── Supplied material ──

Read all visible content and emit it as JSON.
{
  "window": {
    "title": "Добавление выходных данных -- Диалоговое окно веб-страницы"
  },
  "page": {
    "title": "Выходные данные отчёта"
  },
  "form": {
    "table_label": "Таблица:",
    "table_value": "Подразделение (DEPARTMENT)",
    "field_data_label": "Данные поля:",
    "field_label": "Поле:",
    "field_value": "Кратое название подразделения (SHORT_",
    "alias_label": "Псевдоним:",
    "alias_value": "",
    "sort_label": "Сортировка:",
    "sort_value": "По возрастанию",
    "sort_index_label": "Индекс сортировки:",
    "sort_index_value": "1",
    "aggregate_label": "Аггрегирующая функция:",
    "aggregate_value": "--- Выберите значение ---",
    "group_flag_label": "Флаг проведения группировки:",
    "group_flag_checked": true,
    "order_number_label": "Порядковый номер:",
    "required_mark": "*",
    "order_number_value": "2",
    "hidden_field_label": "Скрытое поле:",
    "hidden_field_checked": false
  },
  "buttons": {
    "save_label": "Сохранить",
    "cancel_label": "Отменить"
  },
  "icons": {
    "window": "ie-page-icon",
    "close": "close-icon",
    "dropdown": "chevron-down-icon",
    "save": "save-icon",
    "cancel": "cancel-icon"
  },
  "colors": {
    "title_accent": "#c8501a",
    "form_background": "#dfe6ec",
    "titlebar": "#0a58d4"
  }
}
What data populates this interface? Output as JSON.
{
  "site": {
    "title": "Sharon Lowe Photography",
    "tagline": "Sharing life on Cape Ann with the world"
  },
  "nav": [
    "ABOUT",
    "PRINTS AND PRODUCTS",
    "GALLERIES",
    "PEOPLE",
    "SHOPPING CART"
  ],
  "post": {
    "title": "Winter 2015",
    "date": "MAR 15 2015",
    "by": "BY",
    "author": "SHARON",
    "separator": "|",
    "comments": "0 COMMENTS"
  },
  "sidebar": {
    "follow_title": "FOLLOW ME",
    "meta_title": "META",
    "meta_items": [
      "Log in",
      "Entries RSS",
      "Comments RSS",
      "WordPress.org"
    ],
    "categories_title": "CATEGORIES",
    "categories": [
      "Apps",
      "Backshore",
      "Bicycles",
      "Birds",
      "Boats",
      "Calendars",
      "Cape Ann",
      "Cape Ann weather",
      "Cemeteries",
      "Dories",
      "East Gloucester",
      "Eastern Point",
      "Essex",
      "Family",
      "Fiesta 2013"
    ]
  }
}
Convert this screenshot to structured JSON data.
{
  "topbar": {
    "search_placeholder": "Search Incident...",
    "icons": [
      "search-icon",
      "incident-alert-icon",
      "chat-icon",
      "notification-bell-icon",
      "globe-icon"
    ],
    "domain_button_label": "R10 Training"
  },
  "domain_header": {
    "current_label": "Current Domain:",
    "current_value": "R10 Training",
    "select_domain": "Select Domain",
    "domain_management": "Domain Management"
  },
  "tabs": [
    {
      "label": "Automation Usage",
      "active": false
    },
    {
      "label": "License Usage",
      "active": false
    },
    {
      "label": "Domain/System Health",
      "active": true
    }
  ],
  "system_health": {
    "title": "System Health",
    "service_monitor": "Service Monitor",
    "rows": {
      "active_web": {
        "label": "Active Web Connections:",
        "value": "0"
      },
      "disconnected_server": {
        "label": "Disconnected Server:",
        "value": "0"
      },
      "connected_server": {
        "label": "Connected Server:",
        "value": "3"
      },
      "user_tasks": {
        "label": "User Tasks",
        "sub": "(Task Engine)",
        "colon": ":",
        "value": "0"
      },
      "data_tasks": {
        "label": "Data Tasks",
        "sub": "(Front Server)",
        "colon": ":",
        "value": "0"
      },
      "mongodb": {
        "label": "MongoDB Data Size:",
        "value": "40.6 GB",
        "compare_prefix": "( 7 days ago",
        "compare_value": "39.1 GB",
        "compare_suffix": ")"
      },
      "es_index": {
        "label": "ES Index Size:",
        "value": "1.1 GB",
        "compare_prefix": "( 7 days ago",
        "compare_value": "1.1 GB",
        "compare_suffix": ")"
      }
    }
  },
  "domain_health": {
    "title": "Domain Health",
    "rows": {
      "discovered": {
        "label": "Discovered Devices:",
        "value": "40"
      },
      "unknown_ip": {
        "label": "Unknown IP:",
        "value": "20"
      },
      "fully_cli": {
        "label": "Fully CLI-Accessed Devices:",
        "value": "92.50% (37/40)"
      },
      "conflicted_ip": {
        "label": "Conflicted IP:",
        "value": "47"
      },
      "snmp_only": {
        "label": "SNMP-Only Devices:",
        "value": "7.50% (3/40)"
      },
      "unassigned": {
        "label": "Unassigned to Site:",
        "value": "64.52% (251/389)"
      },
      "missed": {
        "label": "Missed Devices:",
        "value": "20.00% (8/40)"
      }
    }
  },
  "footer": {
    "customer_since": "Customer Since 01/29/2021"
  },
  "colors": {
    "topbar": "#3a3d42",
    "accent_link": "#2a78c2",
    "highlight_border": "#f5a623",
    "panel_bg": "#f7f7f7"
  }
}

───

== Written instruction ==
Count the lines above that contain the word "Cape". Give only the number.

== The result ==
3